**Written instruction:** Each entry has to be copied exactly, with nothing missed.

**Provided records:**
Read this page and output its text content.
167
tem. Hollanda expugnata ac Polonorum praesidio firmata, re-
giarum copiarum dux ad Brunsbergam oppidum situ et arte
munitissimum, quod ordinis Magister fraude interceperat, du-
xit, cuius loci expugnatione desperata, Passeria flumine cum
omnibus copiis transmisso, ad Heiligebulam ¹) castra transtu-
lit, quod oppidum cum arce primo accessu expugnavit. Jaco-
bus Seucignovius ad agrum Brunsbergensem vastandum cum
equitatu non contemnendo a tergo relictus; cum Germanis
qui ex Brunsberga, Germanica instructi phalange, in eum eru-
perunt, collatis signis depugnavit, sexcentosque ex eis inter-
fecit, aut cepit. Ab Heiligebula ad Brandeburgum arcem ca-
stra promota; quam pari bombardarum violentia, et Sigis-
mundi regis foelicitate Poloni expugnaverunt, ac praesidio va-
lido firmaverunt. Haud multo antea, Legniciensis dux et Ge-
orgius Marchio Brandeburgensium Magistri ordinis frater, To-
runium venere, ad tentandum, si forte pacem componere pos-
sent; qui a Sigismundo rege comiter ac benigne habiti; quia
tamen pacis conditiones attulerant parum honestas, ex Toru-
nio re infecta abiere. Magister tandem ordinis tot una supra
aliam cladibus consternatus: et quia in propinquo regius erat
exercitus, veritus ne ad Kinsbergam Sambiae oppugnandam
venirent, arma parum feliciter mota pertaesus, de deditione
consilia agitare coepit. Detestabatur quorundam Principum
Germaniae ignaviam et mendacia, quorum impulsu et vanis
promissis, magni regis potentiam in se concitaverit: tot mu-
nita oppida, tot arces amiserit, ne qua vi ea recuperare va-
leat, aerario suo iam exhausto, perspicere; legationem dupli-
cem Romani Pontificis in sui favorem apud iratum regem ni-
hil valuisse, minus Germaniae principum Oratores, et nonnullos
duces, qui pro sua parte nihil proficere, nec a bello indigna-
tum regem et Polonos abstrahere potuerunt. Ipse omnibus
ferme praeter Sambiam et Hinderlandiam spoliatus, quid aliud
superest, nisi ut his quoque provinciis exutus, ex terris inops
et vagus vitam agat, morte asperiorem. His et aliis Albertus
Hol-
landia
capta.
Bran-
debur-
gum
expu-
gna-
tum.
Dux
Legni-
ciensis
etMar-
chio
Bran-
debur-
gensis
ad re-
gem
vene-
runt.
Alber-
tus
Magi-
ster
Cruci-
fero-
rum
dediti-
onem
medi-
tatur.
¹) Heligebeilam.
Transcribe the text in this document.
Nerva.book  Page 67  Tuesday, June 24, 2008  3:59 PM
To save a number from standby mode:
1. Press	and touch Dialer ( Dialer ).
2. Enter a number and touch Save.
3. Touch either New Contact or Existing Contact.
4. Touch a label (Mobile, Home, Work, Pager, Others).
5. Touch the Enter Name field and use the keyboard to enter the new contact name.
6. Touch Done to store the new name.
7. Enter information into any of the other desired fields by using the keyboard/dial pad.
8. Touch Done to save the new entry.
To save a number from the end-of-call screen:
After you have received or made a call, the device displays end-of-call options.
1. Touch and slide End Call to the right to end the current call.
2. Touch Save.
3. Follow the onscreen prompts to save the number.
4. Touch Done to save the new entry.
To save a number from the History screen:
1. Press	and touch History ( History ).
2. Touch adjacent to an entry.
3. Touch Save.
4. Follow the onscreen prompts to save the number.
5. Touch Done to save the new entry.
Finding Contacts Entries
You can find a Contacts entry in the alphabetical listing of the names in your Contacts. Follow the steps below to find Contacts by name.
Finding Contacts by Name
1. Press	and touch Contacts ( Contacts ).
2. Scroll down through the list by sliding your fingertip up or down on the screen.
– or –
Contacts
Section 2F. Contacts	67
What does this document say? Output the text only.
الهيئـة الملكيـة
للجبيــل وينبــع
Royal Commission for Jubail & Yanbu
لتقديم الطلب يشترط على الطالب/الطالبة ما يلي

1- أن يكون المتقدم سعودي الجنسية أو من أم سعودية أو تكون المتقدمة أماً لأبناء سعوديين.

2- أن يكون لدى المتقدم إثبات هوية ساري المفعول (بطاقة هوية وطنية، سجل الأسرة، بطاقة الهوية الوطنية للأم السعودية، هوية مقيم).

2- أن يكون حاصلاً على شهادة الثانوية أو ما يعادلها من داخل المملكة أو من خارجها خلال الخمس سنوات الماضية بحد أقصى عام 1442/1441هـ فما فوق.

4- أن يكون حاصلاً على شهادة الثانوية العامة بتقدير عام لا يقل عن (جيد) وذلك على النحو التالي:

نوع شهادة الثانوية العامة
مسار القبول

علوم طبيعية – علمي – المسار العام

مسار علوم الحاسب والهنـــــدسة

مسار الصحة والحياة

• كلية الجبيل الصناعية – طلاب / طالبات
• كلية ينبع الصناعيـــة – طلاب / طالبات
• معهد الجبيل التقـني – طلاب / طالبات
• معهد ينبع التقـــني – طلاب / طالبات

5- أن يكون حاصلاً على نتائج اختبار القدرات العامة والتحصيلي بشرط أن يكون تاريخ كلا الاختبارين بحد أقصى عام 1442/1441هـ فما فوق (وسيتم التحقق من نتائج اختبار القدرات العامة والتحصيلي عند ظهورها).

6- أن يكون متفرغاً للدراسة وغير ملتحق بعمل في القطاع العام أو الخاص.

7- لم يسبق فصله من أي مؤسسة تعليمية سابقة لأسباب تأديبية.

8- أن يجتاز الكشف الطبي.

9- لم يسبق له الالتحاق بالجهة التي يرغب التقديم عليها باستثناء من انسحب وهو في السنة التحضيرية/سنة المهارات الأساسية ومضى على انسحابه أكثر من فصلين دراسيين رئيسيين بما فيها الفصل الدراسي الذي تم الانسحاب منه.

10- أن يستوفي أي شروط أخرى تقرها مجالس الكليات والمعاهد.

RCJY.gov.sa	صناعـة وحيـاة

**Solution:**
Read this page and output its text content.
167
tem. Hollanda expugnata ac Polonorum praesidio firmata, re-
giarum copiarum dux ad Brunsbergam oppidum situ et arte
munitissimum, quod ordinis Magister fraude interceperat, du-
xit, cuius loci expugnatione desperata, Passeria flumine cum
omnibus copiis transmisso, ad Heiligebulam ¹) castra transtu-
lit, quod oppidum cum arce primo accessu expugnavit. Jaco-
bus Seucignovius ad agrum Brunsbergensem vastandum cum
equitatu non contemnendo a tergo relictus; cum Germanis
qui ex Brunsberga, Germanica instructi phalange, in eum eru-
perunt, collatis signis depugnavit, sexcentosque ex eis inter-
fecit, aut cepit. Ab Heiligebula ad Brandeburgum arcem ca-
stra promota; quam pari bombardarum violentia, et Sigis-
mundi regis foelicitate Poloni expugnaverunt, ac praesidio va-
lido firmaverunt. Haud multo antea, Legniciensis dux et Ge-
orgius Marchio Brandeburgensium Magistri ordinis frater, To-
runium venere, ad tentandum, si forte pacem componere pos-
sent; qui a Sigismundo rege comiter ac benigne habiti; quia
tamen pacis conditiones attulerant parum honestas, ex Toru-
nio re infecta abiere. Magister tandem ordinis tot una supra
aliam cladibus consternatus: et quia in propinquo regius erat
exercitus, veritus ne ad Kinsbergam Sambiae oppugnandam
venirent, arma parum feliciter mota pertaesus, de deditione
consilia agitare coepit. Detestabatur quorundam Principum
Germaniae ignaviam et mendacia, quorum impulsu et vanis
promissis, magni regis potentiam in se concitaverit: tot mu-
nita oppida, tot arces amiserit, ne qua vi ea recuperare va-
leat, aerario suo iam exhausto, perspicere; legationem dupli-
cem Romani Pontificis in sui favorem apud iratum regem ni-
hil valuisse, minus Germaniae principum Oratores, et nonnullos
duces, qui pro sua parte nihil proficere, nec a bello indigna-
tum regem et Polonos abstrahere potuerunt. Ipse omnibus
ferme praeter Sambiam et Hinderlandiam spoliatus, quid aliud
superest, nisi ut his quoque provinciis exutus, ex terris inops
et vagus vitam agat, morte asperiorem. His et aliis Albertus
Hol-
landia
capta.
Bran-
debur-
gum
expu-
gna-
tum.
Dux
Legni-
ciensis
etMar-
chio
Bran-
debur-
gensis
ad re-
gem
vene-
runt.
Alber-
tus
Magi-
ster
Cruci-
fero-
rum
dediti-
onem
medi-
tatur.
¹) Heligebeilam.
Transcribe the text in this document.
Nerva.book  Page 67  Tuesday, June 24, 2008  3:59 PM
To save a number from standby mode:
1. Press	and touch Dialer ( Dialer ).
2. Enter a number and touch Save.
3. Touch either New Contact or Existing Contact.
4. Touch a label (Mobile, Home, Work, Pager, Others).
5. Touch the Enter Name field and use the keyboard to enter the new contact name.
6. Touch Done to store the new name.
7. Enter information into any of the other desired fields by using the keyboard/dial pad.
8. Touch Done to save the new entry.
To save a number from the end-of-call screen:
After you have received or made a call, the device displays end-of-call options.
1. Touch and slide End Call to the right to end the current call.
2. Touch Save.
3. Follow the onscreen prompts to save the number.
4. Touch Done to save the new entry.
To save a number from the History screen:
1. Press	and touch History ( History ).
2. Touch adjacent to an entry.
3. Touch Save.
4. Follow the onscreen prompts to save the number.
5. Touch Done to save the new entry.
Finding Contacts Entries
You can find a Contacts entry in the alphabetical listing of the names in your Contacts. Follow the steps below to find Contacts by name.
Finding Contacts by Name
1. Press	and touch Contacts ( Contacts ).
2. Scroll down through the list by sliding your fingertip up or down on the screen.
– or –
Contacts
Section 2F. Contacts	67
What does this document say? Output the text only.
الهيئـة الملكيـة
للجبيــل وينبــع
Royal Commission for Jubail & Yanbu
لتقديم الطلب يشترط على الطالب/الطالبة ما يلي

1- أن يكون المتقدم سعودي الجنسية أو من أم سعودية أو تكون المتقدمة أماً لأبناء سعوديين.

2- أن يكون لدى المتقدم إثبات هوية ساري المفعول (بطاقة هوية وطنية، سجل الأسرة، بطاقة الهوية الوطنية للأم السعودية، هوية مقيم).

2- أن يكون حاصلاً على شهادة الثانوية أو ما يعادلها من داخل المملكة أو من خارجها خلال الخمس سنوات الماضية بحد أقصى عام 1442/1441هـ فما فوق.

4- أن يكون حاصلاً على شهادة الثانوية العامة بتقدير عام لا يقل عن (جيد) وذلك على النحو التالي:

نوع شهادة الثانوية العامة
مسار القبول

علوم طبيعية – علمي – المسار العام

مسار علوم الحاسب والهنـــــدسة

مسار الصحة والحياة

• كلية الجبيل الصناعية – طلاب / طالبات
• كلية ينبع الصناعيـــة – طلاب / طالبات
• معهد الجبيل التقـني – طلاب / طالبات
• معهد ينبع التقـــني – طلاب / طالبات

5- أن يكون حاصلاً على نتائج اختبار القدرات العامة والتحصيلي بشرط أن يكون تاريخ كلا الاختبارين بحد أقصى عام 1442/1441هـ فما فوق (وسيتم التحقق من نتائج اختبار القدرات العامة والتحصيلي عند ظهورها).

6- أن يكون متفرغاً للدراسة وغير ملتحق بعمل في القطاع العام أو الخاص.

7- لم يسبق فصله من أي مؤسسة تعليمية سابقة لأسباب تأديبية.

8- أن يجتاز الكشف الطبي.

9- لم يسبق له الالتحاق بالجهة التي يرغب التقديم عليها باستثناء من انسحب وهو في السنة التحضيرية/سنة المهارات الأساسية ومضى على انسحابه أكثر من فصلين دراسيين رئيسيين بما فيها الفصل الدراسي الذي تم الانسحاب منه.

10- أن يستوفي أي شروط أخرى تقرها مجالس الكليات والمعاهد.

RCJY.gov.sa	صناعـة وحيـاة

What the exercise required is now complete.